» Direction
Gather every line in the records below that contains the word "Regression".

» Data rows
□ □ □ □ □ □ □
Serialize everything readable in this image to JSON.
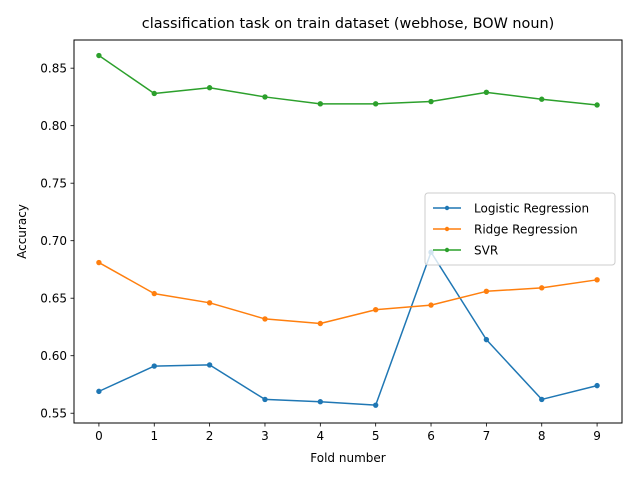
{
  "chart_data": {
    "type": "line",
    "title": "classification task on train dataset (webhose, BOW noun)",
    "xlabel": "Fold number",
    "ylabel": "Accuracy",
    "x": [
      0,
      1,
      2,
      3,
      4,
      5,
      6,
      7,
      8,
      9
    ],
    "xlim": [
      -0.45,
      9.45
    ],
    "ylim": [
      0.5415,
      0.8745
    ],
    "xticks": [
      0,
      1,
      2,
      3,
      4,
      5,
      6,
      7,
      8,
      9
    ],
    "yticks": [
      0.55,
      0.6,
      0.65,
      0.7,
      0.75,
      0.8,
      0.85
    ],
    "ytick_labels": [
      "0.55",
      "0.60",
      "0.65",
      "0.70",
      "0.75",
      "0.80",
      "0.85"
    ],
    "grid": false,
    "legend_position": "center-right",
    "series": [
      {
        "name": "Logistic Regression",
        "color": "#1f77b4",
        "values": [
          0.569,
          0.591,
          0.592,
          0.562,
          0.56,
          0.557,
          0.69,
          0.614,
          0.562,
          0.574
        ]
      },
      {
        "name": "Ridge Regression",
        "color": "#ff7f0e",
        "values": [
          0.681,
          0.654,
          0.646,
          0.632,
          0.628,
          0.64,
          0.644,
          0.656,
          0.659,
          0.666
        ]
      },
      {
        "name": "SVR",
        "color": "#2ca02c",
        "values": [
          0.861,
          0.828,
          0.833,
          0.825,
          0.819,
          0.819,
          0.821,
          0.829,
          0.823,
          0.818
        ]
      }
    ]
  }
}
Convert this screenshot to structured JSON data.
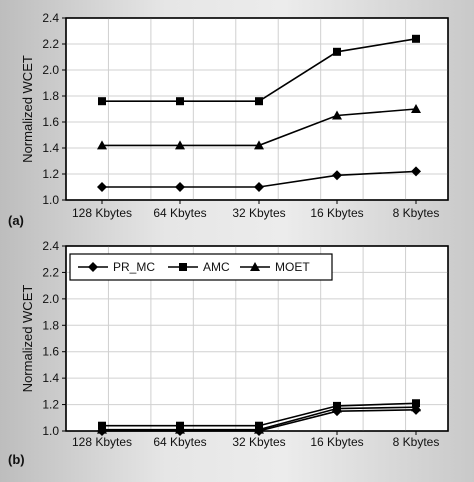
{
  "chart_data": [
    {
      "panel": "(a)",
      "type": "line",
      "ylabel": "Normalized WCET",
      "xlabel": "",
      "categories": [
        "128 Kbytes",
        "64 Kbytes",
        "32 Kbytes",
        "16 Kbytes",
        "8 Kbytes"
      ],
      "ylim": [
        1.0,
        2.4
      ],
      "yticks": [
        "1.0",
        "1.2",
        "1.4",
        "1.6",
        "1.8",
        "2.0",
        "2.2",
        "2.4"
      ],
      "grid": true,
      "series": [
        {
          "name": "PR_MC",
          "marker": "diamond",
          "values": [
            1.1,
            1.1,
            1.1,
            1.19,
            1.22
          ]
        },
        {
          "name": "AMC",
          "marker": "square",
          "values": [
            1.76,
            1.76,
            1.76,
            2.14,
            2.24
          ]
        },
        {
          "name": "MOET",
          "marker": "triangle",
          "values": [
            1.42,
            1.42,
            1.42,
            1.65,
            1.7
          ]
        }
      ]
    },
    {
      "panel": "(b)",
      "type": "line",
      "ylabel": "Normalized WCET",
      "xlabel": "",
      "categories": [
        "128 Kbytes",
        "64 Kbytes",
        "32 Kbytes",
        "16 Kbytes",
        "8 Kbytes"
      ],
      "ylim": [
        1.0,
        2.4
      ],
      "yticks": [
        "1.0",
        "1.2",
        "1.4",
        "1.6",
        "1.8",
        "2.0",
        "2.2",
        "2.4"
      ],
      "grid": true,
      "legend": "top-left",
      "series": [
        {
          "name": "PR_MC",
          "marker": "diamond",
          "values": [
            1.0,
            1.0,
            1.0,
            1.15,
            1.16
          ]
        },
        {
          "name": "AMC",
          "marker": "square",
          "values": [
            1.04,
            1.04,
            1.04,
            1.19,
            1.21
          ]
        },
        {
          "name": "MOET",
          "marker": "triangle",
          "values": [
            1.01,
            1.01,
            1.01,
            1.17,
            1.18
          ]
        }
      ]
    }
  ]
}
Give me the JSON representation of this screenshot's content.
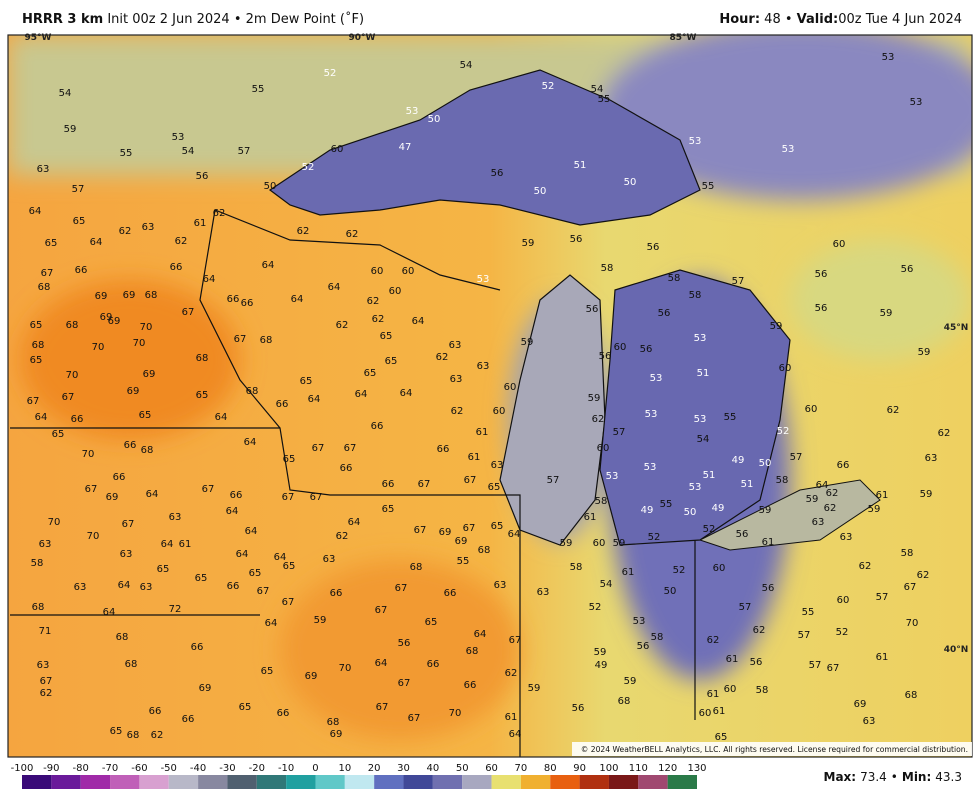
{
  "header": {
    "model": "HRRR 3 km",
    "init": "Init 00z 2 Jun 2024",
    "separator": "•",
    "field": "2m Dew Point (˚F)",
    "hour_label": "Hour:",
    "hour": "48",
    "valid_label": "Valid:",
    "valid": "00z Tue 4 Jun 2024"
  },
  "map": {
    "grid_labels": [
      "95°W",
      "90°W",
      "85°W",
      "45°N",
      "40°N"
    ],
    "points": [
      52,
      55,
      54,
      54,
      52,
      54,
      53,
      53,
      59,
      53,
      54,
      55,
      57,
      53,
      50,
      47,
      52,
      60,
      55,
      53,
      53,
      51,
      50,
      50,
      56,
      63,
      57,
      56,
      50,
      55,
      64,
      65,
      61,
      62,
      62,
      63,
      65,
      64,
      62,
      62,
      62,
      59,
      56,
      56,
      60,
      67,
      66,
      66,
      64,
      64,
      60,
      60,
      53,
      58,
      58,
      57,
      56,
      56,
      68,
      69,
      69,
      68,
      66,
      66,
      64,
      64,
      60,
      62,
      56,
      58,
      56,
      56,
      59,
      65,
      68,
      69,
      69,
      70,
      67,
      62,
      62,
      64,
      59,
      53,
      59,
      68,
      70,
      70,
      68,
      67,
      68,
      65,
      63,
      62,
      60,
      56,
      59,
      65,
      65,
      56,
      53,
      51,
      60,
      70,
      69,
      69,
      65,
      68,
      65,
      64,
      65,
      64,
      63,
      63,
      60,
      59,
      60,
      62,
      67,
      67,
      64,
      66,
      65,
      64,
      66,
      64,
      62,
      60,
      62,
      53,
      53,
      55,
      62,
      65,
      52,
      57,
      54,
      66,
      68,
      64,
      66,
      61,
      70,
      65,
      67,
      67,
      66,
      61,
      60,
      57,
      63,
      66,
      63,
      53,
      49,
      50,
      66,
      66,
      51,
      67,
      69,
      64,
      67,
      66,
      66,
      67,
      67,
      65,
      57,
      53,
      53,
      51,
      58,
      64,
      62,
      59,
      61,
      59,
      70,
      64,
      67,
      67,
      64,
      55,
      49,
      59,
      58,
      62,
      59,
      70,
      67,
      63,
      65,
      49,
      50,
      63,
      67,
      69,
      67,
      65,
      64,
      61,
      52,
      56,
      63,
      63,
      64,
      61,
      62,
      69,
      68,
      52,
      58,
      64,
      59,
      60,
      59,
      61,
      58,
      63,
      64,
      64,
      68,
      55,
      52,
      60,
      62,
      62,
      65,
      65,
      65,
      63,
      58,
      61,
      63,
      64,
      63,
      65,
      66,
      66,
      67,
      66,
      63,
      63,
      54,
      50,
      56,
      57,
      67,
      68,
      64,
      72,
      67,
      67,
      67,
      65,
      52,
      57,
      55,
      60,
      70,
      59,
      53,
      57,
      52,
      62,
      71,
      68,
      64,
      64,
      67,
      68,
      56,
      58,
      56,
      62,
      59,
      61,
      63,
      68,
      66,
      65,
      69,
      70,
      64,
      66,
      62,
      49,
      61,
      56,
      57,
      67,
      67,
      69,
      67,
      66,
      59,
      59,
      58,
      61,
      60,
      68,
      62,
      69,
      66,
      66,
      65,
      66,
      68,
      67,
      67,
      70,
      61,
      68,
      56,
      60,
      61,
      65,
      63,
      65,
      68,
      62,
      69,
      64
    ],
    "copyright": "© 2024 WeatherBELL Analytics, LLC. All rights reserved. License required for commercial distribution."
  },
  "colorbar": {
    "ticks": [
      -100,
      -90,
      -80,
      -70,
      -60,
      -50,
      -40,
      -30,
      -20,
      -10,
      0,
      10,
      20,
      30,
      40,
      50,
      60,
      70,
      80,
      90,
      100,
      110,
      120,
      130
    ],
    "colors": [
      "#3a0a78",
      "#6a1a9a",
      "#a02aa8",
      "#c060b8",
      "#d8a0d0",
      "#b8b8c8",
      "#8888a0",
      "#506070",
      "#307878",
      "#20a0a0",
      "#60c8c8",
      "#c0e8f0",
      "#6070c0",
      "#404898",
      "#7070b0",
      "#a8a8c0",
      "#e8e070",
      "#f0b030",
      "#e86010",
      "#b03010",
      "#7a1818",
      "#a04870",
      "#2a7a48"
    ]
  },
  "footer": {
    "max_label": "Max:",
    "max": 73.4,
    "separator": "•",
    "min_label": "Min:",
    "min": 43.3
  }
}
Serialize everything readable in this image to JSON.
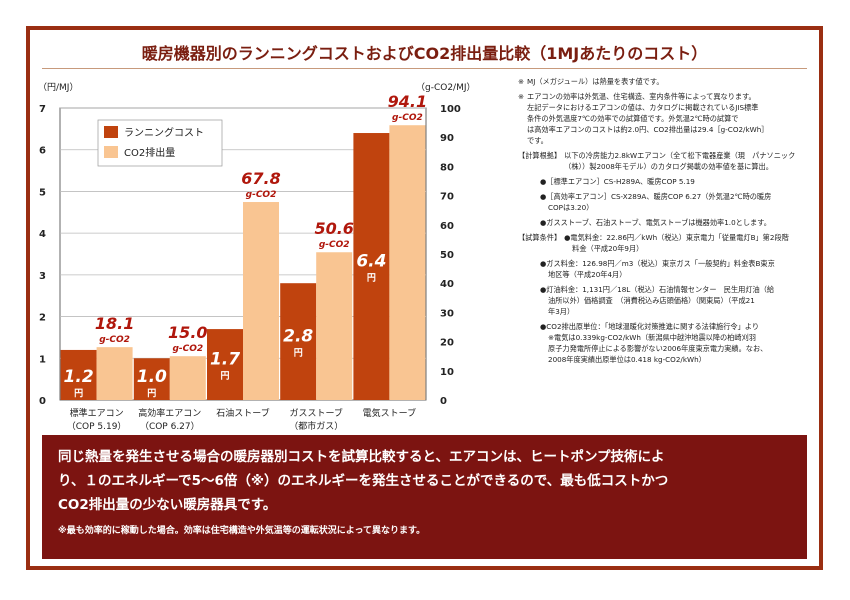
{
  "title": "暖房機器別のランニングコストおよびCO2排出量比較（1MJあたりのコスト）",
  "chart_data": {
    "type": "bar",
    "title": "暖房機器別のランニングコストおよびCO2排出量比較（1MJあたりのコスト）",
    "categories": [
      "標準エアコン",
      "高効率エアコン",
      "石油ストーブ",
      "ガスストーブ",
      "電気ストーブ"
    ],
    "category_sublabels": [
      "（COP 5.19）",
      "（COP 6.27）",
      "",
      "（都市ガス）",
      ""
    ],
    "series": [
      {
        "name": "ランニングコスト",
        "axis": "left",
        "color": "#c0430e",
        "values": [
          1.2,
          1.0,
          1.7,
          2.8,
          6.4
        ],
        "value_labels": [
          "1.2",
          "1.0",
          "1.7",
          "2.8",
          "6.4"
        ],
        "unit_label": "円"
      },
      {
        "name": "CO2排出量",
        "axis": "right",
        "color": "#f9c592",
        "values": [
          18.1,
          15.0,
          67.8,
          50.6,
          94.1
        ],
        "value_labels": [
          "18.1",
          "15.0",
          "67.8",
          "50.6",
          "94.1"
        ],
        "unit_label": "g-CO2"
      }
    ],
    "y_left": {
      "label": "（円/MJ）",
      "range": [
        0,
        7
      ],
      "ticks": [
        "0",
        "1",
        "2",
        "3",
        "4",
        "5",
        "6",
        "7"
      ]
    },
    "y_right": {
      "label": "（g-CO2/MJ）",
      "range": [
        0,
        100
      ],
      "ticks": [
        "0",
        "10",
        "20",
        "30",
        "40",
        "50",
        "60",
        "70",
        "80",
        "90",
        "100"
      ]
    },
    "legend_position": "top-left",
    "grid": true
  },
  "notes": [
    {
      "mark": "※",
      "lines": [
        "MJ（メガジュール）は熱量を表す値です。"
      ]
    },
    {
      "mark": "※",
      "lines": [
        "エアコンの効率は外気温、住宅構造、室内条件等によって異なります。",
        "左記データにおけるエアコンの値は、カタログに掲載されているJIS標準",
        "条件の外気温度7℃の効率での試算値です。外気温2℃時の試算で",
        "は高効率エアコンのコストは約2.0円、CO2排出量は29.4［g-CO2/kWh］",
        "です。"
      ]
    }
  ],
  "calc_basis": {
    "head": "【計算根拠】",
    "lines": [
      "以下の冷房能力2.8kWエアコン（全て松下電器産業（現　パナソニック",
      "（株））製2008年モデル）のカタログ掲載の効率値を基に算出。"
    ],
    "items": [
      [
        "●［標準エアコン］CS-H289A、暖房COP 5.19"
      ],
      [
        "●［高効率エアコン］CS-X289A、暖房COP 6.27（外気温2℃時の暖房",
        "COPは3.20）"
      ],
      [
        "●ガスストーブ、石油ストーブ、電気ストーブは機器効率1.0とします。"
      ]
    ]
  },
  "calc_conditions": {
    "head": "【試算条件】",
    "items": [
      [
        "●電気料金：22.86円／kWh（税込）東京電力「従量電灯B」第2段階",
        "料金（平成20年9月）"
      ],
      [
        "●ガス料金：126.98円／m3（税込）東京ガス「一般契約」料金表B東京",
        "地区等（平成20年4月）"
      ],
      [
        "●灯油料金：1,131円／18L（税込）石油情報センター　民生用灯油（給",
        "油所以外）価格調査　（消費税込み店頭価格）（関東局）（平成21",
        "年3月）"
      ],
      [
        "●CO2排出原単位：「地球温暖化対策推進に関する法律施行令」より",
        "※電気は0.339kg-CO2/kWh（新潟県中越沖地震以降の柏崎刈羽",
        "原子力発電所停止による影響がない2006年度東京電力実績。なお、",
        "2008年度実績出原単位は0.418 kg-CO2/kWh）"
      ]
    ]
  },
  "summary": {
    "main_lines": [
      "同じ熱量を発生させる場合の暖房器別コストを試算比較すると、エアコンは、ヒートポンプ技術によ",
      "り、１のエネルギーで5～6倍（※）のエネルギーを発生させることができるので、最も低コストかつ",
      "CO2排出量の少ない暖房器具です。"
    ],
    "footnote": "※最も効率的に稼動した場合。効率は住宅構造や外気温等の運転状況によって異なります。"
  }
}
□ □ □ □ □ □ □
» Solution for this exercise
        "name": "Logistic Regression",
        "name": "Ridge Regression",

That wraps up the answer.